• _EXERCISE DIRECTIONS_
Retype the records below exactly as they appear, but leave out any pictures.

• _THE INPUT_
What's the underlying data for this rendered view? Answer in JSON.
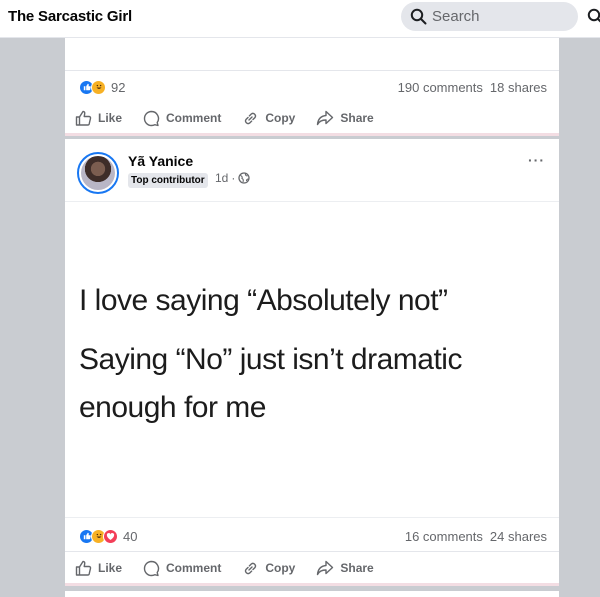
{
  "header": {
    "page_name": "The Sarcastic Girl",
    "search_placeholder": "Search"
  },
  "post_prev": {
    "reaction_count": "92",
    "comments": "190 comments",
    "shares": "18 shares",
    "reactions": [
      "like",
      "haha"
    ]
  },
  "post": {
    "author": "Yã Yanice",
    "badge": "Top contributor",
    "time": "1d",
    "separator": "·",
    "more": "···",
    "meme_lines": [
      "I love saying “Absolutely not”",
      "Saying “No” just isn’t dramatic",
      "enough for me"
    ],
    "reaction_count": "40",
    "comments": "16 comments",
    "shares": "24 shares",
    "reactions": [
      "like",
      "haha",
      "love"
    ]
  },
  "actions": {
    "like": "Like",
    "comment": "Comment",
    "copy": "Copy",
    "share": "Share"
  },
  "colors": {
    "accent": "#1877f2",
    "text_secondary": "#65676b",
    "background": "#c9ccd1"
  }
}
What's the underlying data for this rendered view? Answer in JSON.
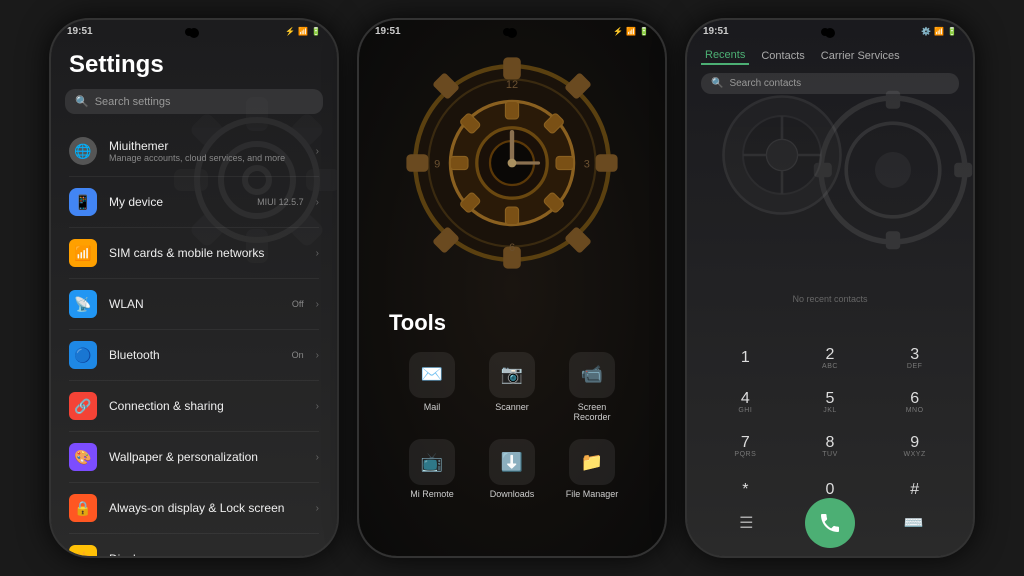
{
  "phone1": {
    "status_time": "19:51",
    "title": "Settings",
    "search_placeholder": "Search settings",
    "items": [
      {
        "id": "miuithemer",
        "icon": "🌐",
        "title": "Miuithemer",
        "sub": "Manage accounts, cloud services, and more",
        "right": "",
        "color": "#555"
      },
      {
        "id": "mydevice",
        "icon": "📱",
        "title": "My device",
        "sub": "",
        "right": "MIUI 12.5.7",
        "color": "#4285F4"
      },
      {
        "id": "simcards",
        "icon": "📶",
        "title": "SIM cards & mobile networks",
        "sub": "",
        "right": "",
        "color": "#FFA000"
      },
      {
        "id": "wlan",
        "icon": "📡",
        "title": "WLAN",
        "sub": "",
        "right": "Off",
        "color": "#2196F3"
      },
      {
        "id": "bluetooth",
        "icon": "🔵",
        "title": "Bluetooth",
        "sub": "",
        "right": "On",
        "color": "#1E88E5"
      },
      {
        "id": "connection",
        "icon": "🔗",
        "title": "Connection & sharing",
        "sub": "",
        "right": "",
        "color": "#F44336"
      },
      {
        "id": "wallpaper",
        "icon": "🎨",
        "title": "Wallpaper & personalization",
        "sub": "",
        "right": "",
        "color": "#7C4DFF"
      },
      {
        "id": "lockscreen",
        "icon": "🔒",
        "title": "Always-on display & Lock screen",
        "sub": "",
        "right": "",
        "color": "#FF5722"
      },
      {
        "id": "display",
        "icon": "☀️",
        "title": "Display",
        "sub": "",
        "right": "",
        "color": "#FFC107"
      }
    ]
  },
  "phone2": {
    "status_time": "19:51",
    "tools_label": "Tools",
    "apps": [
      [
        {
          "id": "mail",
          "icon": "✉️",
          "label": "Mail"
        },
        {
          "id": "scanner",
          "icon": "📷",
          "label": "Scanner"
        },
        {
          "id": "screen-recorder",
          "icon": "📹",
          "label": "Screen\nRecorder"
        }
      ],
      [
        {
          "id": "mi-remote",
          "icon": "📺",
          "label": "Mi Remote"
        },
        {
          "id": "downloads",
          "icon": "⬇️",
          "label": "Downloads"
        },
        {
          "id": "file-manager",
          "icon": "📁",
          "label": "File\nManager"
        }
      ]
    ]
  },
  "phone3": {
    "status_time": "19:51",
    "gear_icon": "⚙️",
    "tabs": [
      {
        "id": "recents",
        "label": "Recents",
        "active": true
      },
      {
        "id": "contacts",
        "label": "Contacts",
        "active": false
      },
      {
        "id": "carrier",
        "label": "Carrier Services",
        "active": false
      }
    ],
    "search_placeholder": "Search contacts",
    "no_contacts_label": "No recent contacts",
    "numpad": [
      [
        {
          "num": "1",
          "letters": ""
        },
        {
          "num": "2",
          "letters": "ABC"
        },
        {
          "num": "3",
          "letters": "DEF"
        }
      ],
      [
        {
          "num": "4",
          "letters": "GHI"
        },
        {
          "num": "5",
          "letters": "JKL"
        },
        {
          "num": "6",
          "letters": "MNO"
        }
      ],
      [
        {
          "num": "7",
          "letters": "PQRS"
        },
        {
          "num": "8",
          "letters": "TUV"
        },
        {
          "num": "9",
          "letters": "WXYZ"
        }
      ],
      [
        {
          "num": "*",
          "letters": ""
        },
        {
          "num": "0",
          "letters": ""
        },
        {
          "num": "#",
          "letters": ""
        }
      ]
    ],
    "bottom_buttons": {
      "menu": "☰",
      "call": "📞",
      "dialpad": "⌨️"
    }
  }
}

• _RESPONSE TO THIS EXERCISE_
What's the underlying data for this rendered view? Answer in JSON.
{
  "header": {
    "page_name": "The Sarcastic Girl",
    "search_placeholder": "Search"
  },
  "post_prev": {
    "reaction_count": "92",
    "comments": "190 comments",
    "shares": "18 shares",
    "reactions": [
      "like",
      "haha"
    ]
  },
  "post": {
    "author": "Yã Yanice",
    "badge": "Top contributor",
    "time": "1d",
    "separator": "·",
    "more": "···",
    "meme_lines": [
      "I love saying “Absolutely not”",
      "Saying “No” just isn’t dramatic",
      "enough for me"
    ],
    "reaction_count": "40",
    "comments": "16 comments",
    "shares": "24 shares",
    "reactions": [
      "like",
      "haha",
      "love"
    ]
  },
  "actions": {
    "like": "Like",
    "comment": "Comment",
    "copy": "Copy",
    "share": "Share"
  },
  "colors": {
    "accent": "#1877f2",
    "text_secondary": "#65676b",
    "background": "#c9ccd1"
  }
}
What's the underlying data for this rendered view? Answer in JSON.
{
  "phone1": {
    "status_time": "19:51",
    "title": "Settings",
    "search_placeholder": "Search settings",
    "items": [
      {
        "id": "miuithemer",
        "icon": "🌐",
        "title": "Miuithemer",
        "sub": "Manage accounts, cloud services, and more",
        "right": "",
        "color": "#555"
      },
      {
        "id": "mydevice",
        "icon": "📱",
        "title": "My device",
        "sub": "",
        "right": "MIUI 12.5.7",
        "color": "#4285F4"
      },
      {
        "id": "simcards",
        "icon": "📶",
        "title": "SIM cards & mobile networks",
        "sub": "",
        "right": "",
        "color": "#FFA000"
      },
      {
        "id": "wlan",
        "icon": "📡",
        "title": "WLAN",
        "sub": "",
        "right": "Off",
        "color": "#2196F3"
      },
      {
        "id": "bluetooth",
        "icon": "🔵",
        "title": "Bluetooth",
        "sub": "",
        "right": "On",
        "color": "#1E88E5"
      },
      {
        "id": "connection",
        "icon": "🔗",
        "title": "Connection & sharing",
        "sub": "",
        "right": "",
        "color": "#F44336"
      },
      {
        "id": "wallpaper",
        "icon": "🎨",
        "title": "Wallpaper & personalization",
        "sub": "",
        "right": "",
        "color": "#7C4DFF"
      },
      {
        "id": "lockscreen",
        "icon": "🔒",
        "title": "Always-on display & Lock screen",
        "sub": "",
        "right": "",
        "color": "#FF5722"
      },
      {
        "id": "display",
        "icon": "☀️",
        "title": "Display",
        "sub": "",
        "right": "",
        "color": "#FFC107"
      }
    ]
  },
  "phone2": {
    "status_time": "19:51",
    "tools_label": "Tools",
    "apps": [
      [
        {
          "id": "mail",
          "icon": "✉️",
          "label": "Mail"
        },
        {
          "id": "scanner",
          "icon": "📷",
          "label": "Scanner"
        },
        {
          "id": "screen-recorder",
          "icon": "📹",
          "label": "Screen\nRecorder"
        }
      ],
      [
        {
          "id": "mi-remote",
          "icon": "📺",
          "label": "Mi Remote"
        },
        {
          "id": "downloads",
          "icon": "⬇️",
          "label": "Downloads"
        },
        {
          "id": "file-manager",
          "icon": "📁",
          "label": "File\nManager"
        }
      ]
    ]
  },
  "phone3": {
    "status_time": "19:51",
    "gear_icon": "⚙️",
    "tabs": [
      {
        "id": "recents",
        "label": "Recents",
        "active": true
      },
      {
        "id": "contacts",
        "label": "Contacts",
        "active": false
      },
      {
        "id": "carrier",
        "label": "Carrier Services",
        "active": false
      }
    ],
    "search_placeholder": "Search contacts",
    "no_contacts_label": "No recent contacts",
    "numpad": [
      [
        {
          "num": "1",
          "letters": ""
        },
        {
          "num": "2",
          "letters": "ABC"
        },
        {
          "num": "3",
          "letters": "DEF"
        }
      ],
      [
        {
          "num": "4",
          "letters": "GHI"
        },
        {
          "num": "5",
          "letters": "JKL"
        },
        {
          "num": "6",
          "letters": "MNO"
        }
      ],
      [
        {
          "num": "7",
          "letters": "PQRS"
        },
        {
          "num": "8",
          "letters": "TUV"
        },
        {
          "num": "9",
          "letters": "WXYZ"
        }
      ],
      [
        {
          "num": "*",
          "letters": ""
        },
        {
          "num": "0",
          "letters": ""
        },
        {
          "num": "#",
          "letters": ""
        }
      ]
    ],
    "bottom_buttons": {
      "menu": "☰",
      "call": "📞",
      "dialpad": "⌨️"
    }
  }
}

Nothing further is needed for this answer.